Examine the entries and show every line in which the word "Spending" is found.

--- start Entries provided ---

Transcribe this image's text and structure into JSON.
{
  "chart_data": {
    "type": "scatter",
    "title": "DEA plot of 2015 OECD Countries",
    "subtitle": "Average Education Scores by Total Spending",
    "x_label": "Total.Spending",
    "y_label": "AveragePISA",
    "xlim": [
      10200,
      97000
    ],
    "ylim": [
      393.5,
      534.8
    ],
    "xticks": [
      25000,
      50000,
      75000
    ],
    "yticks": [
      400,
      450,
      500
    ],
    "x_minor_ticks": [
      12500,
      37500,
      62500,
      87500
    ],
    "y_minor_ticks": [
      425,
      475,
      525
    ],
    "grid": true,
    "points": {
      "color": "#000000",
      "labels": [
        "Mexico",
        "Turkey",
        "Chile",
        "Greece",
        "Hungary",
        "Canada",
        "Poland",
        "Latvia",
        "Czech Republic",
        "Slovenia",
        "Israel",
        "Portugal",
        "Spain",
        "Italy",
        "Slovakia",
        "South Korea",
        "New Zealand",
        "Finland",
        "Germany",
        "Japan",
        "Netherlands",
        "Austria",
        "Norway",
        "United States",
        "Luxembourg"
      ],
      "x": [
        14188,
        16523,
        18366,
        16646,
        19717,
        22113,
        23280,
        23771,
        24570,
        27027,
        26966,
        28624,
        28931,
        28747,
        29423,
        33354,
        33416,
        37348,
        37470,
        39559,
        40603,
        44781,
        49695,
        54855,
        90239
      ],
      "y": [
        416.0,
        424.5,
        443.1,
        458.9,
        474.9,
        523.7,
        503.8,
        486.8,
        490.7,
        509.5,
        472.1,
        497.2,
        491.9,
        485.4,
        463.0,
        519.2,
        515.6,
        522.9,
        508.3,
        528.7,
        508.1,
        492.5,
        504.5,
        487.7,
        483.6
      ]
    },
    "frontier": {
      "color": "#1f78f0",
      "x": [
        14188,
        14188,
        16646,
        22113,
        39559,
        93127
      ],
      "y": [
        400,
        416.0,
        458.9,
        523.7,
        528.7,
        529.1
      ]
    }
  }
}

--- end Entries provided ---

* [Result of the task]
    "subtitle": "Average Education Scores by Total Spending",
    "x_label": "Total.Spending",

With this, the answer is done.